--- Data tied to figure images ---
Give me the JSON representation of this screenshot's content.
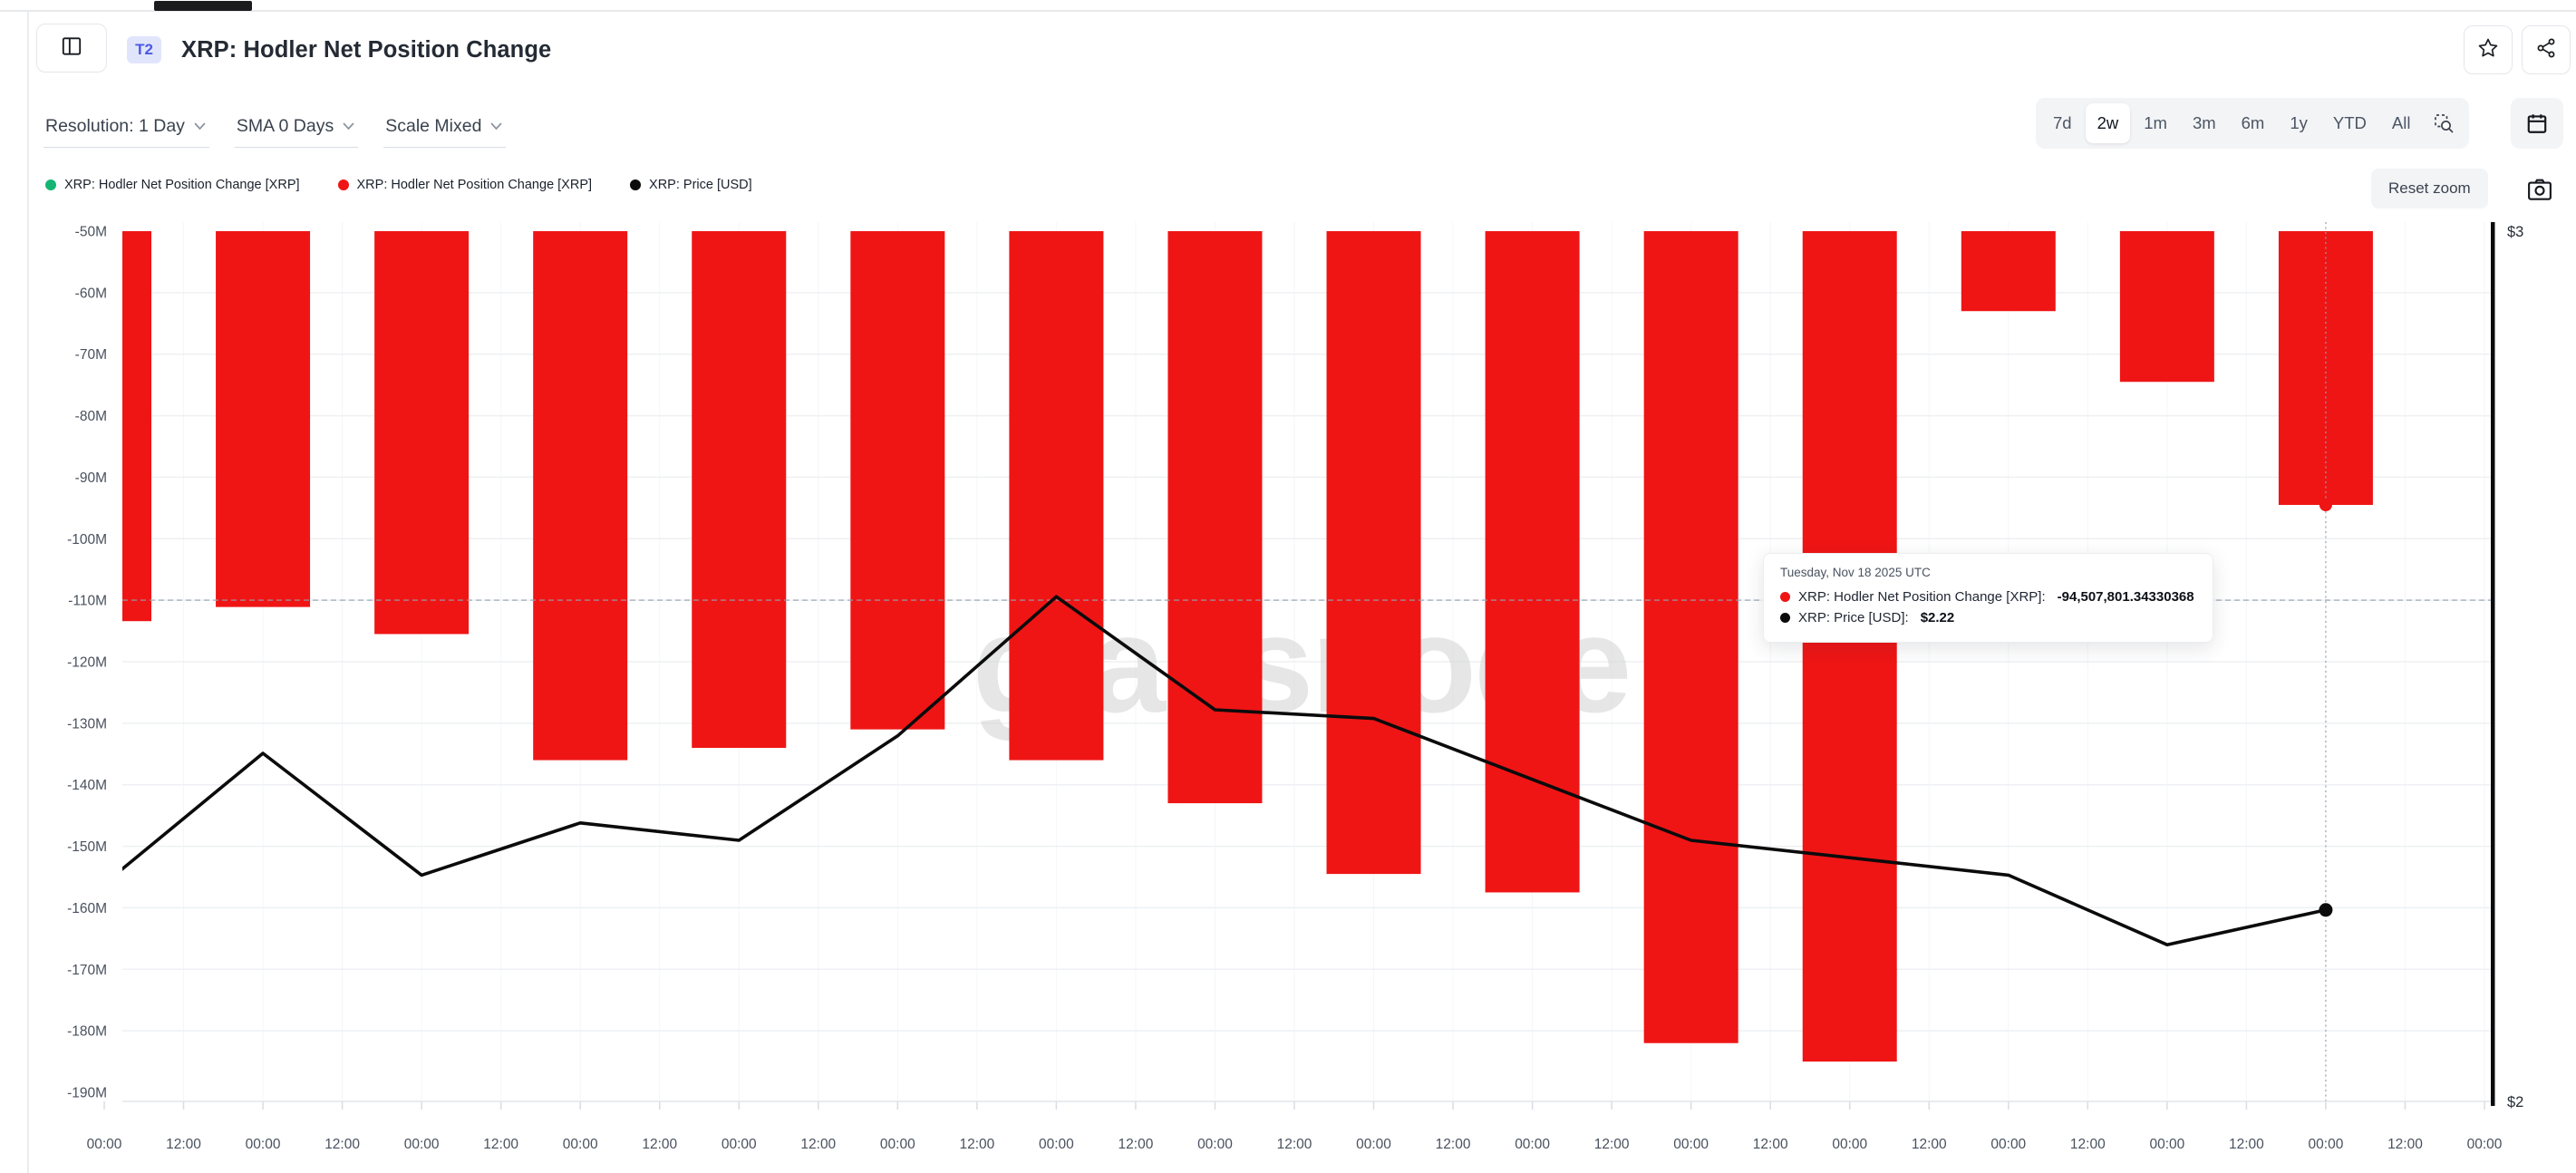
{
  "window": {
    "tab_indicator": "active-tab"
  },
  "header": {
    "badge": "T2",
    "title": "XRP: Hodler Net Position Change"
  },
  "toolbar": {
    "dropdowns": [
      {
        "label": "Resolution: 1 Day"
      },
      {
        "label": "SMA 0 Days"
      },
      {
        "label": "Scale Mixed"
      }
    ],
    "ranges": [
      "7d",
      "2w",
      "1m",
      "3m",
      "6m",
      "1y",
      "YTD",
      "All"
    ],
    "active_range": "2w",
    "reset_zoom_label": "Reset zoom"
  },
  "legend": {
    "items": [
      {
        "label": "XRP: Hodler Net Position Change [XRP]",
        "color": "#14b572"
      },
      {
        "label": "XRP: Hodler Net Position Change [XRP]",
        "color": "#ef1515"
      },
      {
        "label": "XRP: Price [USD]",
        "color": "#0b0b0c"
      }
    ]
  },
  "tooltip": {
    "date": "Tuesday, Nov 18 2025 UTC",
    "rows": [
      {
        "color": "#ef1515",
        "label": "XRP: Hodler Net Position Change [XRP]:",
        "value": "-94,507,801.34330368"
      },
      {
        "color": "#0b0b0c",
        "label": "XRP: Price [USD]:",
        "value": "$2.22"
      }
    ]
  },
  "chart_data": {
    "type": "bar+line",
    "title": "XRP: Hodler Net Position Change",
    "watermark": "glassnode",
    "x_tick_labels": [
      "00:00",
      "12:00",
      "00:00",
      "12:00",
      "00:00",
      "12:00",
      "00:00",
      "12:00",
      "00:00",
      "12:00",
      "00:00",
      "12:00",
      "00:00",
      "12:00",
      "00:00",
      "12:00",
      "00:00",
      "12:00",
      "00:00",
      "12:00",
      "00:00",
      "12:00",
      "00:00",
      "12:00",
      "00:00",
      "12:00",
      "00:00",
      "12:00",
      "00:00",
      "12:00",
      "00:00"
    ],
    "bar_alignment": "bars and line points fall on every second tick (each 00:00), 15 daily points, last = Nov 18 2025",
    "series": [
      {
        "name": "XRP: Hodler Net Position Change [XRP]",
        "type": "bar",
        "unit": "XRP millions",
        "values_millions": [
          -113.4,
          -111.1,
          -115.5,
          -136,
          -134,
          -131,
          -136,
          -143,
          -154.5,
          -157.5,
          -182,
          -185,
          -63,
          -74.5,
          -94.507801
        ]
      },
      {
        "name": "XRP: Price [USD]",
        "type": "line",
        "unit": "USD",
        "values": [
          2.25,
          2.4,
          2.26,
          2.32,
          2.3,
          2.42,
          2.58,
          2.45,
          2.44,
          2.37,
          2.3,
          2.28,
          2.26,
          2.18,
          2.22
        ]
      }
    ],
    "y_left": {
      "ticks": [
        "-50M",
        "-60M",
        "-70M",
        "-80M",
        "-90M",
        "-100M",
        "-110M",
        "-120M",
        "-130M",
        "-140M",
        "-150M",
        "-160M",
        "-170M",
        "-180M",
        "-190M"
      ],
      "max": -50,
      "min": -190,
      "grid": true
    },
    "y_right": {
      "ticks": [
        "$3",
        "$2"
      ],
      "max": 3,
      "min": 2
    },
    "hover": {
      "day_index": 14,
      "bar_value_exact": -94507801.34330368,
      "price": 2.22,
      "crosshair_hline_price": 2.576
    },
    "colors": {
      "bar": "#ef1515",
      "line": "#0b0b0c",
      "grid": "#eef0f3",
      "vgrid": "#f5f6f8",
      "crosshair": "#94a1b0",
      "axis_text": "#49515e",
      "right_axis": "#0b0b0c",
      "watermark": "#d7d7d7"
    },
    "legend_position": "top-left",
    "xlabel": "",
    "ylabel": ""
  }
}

--- INSTRUCTIONS FOR THE TASK ---
Transcribe the whole listing exactly. Pictures stay out of your copy.

--- WRITTEN ANSWER ---
Give me the JSON representation of this screenshot's content.
{
  "window": {
    "tab_indicator": "active-tab"
  },
  "header": {
    "badge": "T2",
    "title": "XRP: Hodler Net Position Change"
  },
  "toolbar": {
    "dropdowns": [
      {
        "label": "Resolution: 1 Day"
      },
      {
        "label": "SMA 0 Days"
      },
      {
        "label": "Scale Mixed"
      }
    ],
    "ranges": [
      "7d",
      "2w",
      "1m",
      "3m",
      "6m",
      "1y",
      "YTD",
      "All"
    ],
    "active_range": "2w",
    "reset_zoom_label": "Reset zoom"
  },
  "legend": {
    "items": [
      {
        "label": "XRP: Hodler Net Position Change [XRP]",
        "color": "#14b572"
      },
      {
        "label": "XRP: Hodler Net Position Change [XRP]",
        "color": "#ef1515"
      },
      {
        "label": "XRP: Price [USD]",
        "color": "#0b0b0c"
      }
    ]
  },
  "tooltip": {
    "date": "Tuesday, Nov 18 2025 UTC",
    "rows": [
      {
        "color": "#ef1515",
        "label": "XRP: Hodler Net Position Change [XRP]:",
        "value": "-94,507,801.34330368"
      },
      {
        "color": "#0b0b0c",
        "label": "XRP: Price [USD]:",
        "value": "$2.22"
      }
    ]
  },
  "chart_data": {
    "type": "bar+line",
    "title": "XRP: Hodler Net Position Change",
    "watermark": "glassnode",
    "x_tick_labels": [
      "00:00",
      "12:00",
      "00:00",
      "12:00",
      "00:00",
      "12:00",
      "00:00",
      "12:00",
      "00:00",
      "12:00",
      "00:00",
      "12:00",
      "00:00",
      "12:00",
      "00:00",
      "12:00",
      "00:00",
      "12:00",
      "00:00",
      "12:00",
      "00:00",
      "12:00",
      "00:00",
      "12:00",
      "00:00",
      "12:00",
      "00:00",
      "12:00",
      "00:00",
      "12:00",
      "00:00"
    ],
    "bar_alignment": "bars and line points fall on every second tick (each 00:00), 15 daily points, last = Nov 18 2025",
    "series": [
      {
        "name": "XRP: Hodler Net Position Change [XRP]",
        "type": "bar",
        "unit": "XRP millions",
        "values_millions": [
          -113.4,
          -111.1,
          -115.5,
          -136,
          -134,
          -131,
          -136,
          -143,
          -154.5,
          -157.5,
          -182,
          -185,
          -63,
          -74.5,
          -94.507801
        ]
      },
      {
        "name": "XRP: Price [USD]",
        "type": "line",
        "unit": "USD",
        "values": [
          2.25,
          2.4,
          2.26,
          2.32,
          2.3,
          2.42,
          2.58,
          2.45,
          2.44,
          2.37,
          2.3,
          2.28,
          2.26,
          2.18,
          2.22
        ]
      }
    ],
    "y_left": {
      "ticks": [
        "-50M",
        "-60M",
        "-70M",
        "-80M",
        "-90M",
        "-100M",
        "-110M",
        "-120M",
        "-130M",
        "-140M",
        "-150M",
        "-160M",
        "-170M",
        "-180M",
        "-190M"
      ],
      "max": -50,
      "min": -190,
      "grid": true
    },
    "y_right": {
      "ticks": [
        "$3",
        "$2"
      ],
      "max": 3,
      "min": 2
    },
    "hover": {
      "day_index": 14,
      "bar_value_exact": -94507801.34330368,
      "price": 2.22,
      "crosshair_hline_price": 2.576
    },
    "colors": {
      "bar": "#ef1515",
      "line": "#0b0b0c",
      "grid": "#eef0f3",
      "vgrid": "#f5f6f8",
      "crosshair": "#94a1b0",
      "axis_text": "#49515e",
      "right_axis": "#0b0b0c",
      "watermark": "#d7d7d7"
    },
    "legend_position": "top-left",
    "xlabel": "",
    "ylabel": ""
  }
}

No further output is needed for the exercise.